_Source records_
----------

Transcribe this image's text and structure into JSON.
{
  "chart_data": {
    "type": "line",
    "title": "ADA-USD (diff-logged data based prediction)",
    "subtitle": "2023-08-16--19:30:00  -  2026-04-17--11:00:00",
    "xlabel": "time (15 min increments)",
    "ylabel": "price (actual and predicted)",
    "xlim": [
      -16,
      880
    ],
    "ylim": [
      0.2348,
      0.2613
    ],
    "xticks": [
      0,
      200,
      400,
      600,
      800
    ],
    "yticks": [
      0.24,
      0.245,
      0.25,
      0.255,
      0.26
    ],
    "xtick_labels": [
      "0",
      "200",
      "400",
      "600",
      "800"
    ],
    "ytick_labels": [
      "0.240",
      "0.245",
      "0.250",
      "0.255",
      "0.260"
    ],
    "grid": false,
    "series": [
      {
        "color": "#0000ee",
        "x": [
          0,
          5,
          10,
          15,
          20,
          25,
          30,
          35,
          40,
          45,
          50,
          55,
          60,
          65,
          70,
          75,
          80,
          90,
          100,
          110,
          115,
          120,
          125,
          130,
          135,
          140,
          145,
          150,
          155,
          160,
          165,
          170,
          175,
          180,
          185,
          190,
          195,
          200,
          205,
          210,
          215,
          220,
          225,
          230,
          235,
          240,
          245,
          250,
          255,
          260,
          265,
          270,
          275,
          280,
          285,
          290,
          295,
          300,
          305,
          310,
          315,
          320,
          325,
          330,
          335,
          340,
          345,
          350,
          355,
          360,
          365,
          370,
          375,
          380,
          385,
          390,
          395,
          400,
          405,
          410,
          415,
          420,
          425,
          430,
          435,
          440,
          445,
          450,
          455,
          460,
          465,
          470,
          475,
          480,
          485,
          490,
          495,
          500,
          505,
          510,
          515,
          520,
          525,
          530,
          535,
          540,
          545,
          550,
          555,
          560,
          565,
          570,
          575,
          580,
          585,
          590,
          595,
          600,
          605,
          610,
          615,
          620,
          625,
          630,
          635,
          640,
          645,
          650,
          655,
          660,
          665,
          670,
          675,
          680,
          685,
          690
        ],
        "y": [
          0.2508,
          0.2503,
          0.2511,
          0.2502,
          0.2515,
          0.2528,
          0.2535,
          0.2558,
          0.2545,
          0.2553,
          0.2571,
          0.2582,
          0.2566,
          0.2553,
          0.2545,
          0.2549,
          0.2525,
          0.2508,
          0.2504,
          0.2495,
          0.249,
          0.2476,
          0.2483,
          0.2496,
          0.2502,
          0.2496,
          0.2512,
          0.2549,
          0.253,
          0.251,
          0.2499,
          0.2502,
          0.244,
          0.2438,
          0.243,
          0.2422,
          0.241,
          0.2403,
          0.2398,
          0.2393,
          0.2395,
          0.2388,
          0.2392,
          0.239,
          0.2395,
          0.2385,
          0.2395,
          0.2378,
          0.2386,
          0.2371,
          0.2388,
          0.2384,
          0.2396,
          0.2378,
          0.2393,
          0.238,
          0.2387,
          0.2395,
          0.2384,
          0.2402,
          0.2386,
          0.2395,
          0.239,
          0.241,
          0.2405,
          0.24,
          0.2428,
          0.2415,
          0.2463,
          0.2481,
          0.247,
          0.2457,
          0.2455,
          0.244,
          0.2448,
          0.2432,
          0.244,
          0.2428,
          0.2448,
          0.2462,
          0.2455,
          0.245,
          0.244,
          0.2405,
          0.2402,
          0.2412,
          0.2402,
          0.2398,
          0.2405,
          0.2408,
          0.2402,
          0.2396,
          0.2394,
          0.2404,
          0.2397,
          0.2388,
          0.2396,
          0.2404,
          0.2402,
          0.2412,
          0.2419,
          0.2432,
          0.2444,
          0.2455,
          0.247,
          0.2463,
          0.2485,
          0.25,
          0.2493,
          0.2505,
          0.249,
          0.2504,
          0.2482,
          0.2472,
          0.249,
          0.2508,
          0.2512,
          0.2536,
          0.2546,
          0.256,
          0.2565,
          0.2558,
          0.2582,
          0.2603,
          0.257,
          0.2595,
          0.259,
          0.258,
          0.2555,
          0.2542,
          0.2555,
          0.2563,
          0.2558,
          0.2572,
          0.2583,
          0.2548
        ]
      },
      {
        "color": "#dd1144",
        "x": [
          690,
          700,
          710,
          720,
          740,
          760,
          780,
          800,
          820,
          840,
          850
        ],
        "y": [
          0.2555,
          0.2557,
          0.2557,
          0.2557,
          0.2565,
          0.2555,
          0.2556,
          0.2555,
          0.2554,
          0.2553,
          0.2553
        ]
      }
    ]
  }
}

----------

_TASK INSTRUCTIONS_
Repeat the records above exactly as they appear.

_THE OUTPUT_
Transcribe this image's text and structure into JSON.
{
  "chart_data": {
    "type": "line",
    "title": "ADA-USD (diff-logged data based prediction)",
    "subtitle": "2023-08-16--19:30:00  -  2026-04-17--11:00:00",
    "xlabel": "time (15 min increments)",
    "ylabel": "price (actual and predicted)",
    "xlim": [
      -16,
      880
    ],
    "ylim": [
      0.2348,
      0.2613
    ],
    "xticks": [
      0,
      200,
      400,
      600,
      800
    ],
    "yticks": [
      0.24,
      0.245,
      0.25,
      0.255,
      0.26
    ],
    "xtick_labels": [
      "0",
      "200",
      "400",
      "600",
      "800"
    ],
    "ytick_labels": [
      "0.240",
      "0.245",
      "0.250",
      "0.255",
      "0.260"
    ],
    "grid": false,
    "series": [
      {
        "color": "#0000ee",
        "x": [
          0,
          5,
          10,
          15,
          20,
          25,
          30,
          35,
          40,
          45,
          50,
          55,
          60,
          65,
          70,
          75,
          80,
          90,
          100,
          110,
          115,
          120,
          125,
          130,
          135,
          140,
          145,
          150,
          155,
          160,
          165,
          170,
          175,
          180,
          185,
          190,
          195,
          200,
          205,
          210,
          215,
          220,
          225,
          230,
          235,
          240,
          245,
          250,
          255,
          260,
          265,
          270,
          275,
          280,
          285,
          290,
          295,
          300,
          305,
          310,
          315,
          320,
          325,
          330,
          335,
          340,
          345,
          350,
          355,
          360,
          365,
          370,
          375,
          380,
          385,
          390,
          395,
          400,
          405,
          410,
          415,
          420,
          425,
          430,
          435,
          440,
          445,
          450,
          455,
          460,
          465,
          470,
          475,
          480,
          485,
          490,
          495,
          500,
          505,
          510,
          515,
          520,
          525,
          530,
          535,
          540,
          545,
          550,
          555,
          560,
          565,
          570,
          575,
          580,
          585,
          590,
          595,
          600,
          605,
          610,
          615,
          620,
          625,
          630,
          635,
          640,
          645,
          650,
          655,
          660,
          665,
          670,
          675,
          680,
          685,
          690
        ],
        "y": [
          0.2508,
          0.2503,
          0.2511,
          0.2502,
          0.2515,
          0.2528,
          0.2535,
          0.2558,
          0.2545,
          0.2553,
          0.2571,
          0.2582,
          0.2566,
          0.2553,
          0.2545,
          0.2549,
          0.2525,
          0.2508,
          0.2504,
          0.2495,
          0.249,
          0.2476,
          0.2483,
          0.2496,
          0.2502,
          0.2496,
          0.2512,
          0.2549,
          0.253,
          0.251,
          0.2499,
          0.2502,
          0.244,
          0.2438,
          0.243,
          0.2422,
          0.241,
          0.2403,
          0.2398,
          0.2393,
          0.2395,
          0.2388,
          0.2392,
          0.239,
          0.2395,
          0.2385,
          0.2395,
          0.2378,
          0.2386,
          0.2371,
          0.2388,
          0.2384,
          0.2396,
          0.2378,
          0.2393,
          0.238,
          0.2387,
          0.2395,
          0.2384,
          0.2402,
          0.2386,
          0.2395,
          0.239,
          0.241,
          0.2405,
          0.24,
          0.2428,
          0.2415,
          0.2463,
          0.2481,
          0.247,
          0.2457,
          0.2455,
          0.244,
          0.2448,
          0.2432,
          0.244,
          0.2428,
          0.2448,
          0.2462,
          0.2455,
          0.245,
          0.244,
          0.2405,
          0.2402,
          0.2412,
          0.2402,
          0.2398,
          0.2405,
          0.2408,
          0.2402,
          0.2396,
          0.2394,
          0.2404,
          0.2397,
          0.2388,
          0.2396,
          0.2404,
          0.2402,
          0.2412,
          0.2419,
          0.2432,
          0.2444,
          0.2455,
          0.247,
          0.2463,
          0.2485,
          0.25,
          0.2493,
          0.2505,
          0.249,
          0.2504,
          0.2482,
          0.2472,
          0.249,
          0.2508,
          0.2512,
          0.2536,
          0.2546,
          0.256,
          0.2565,
          0.2558,
          0.2582,
          0.2603,
          0.257,
          0.2595,
          0.259,
          0.258,
          0.2555,
          0.2542,
          0.2555,
          0.2563,
          0.2558,
          0.2572,
          0.2583,
          0.2548
        ]
      },
      {
        "color": "#dd1144",
        "x": [
          690,
          700,
          710,
          720,
          740,
          760,
          780,
          800,
          820,
          840,
          850
        ],
        "y": [
          0.2555,
          0.2557,
          0.2557,
          0.2557,
          0.2565,
          0.2555,
          0.2556,
          0.2555,
          0.2554,
          0.2553,
          0.2553
        ]
      }
    ]
  }
}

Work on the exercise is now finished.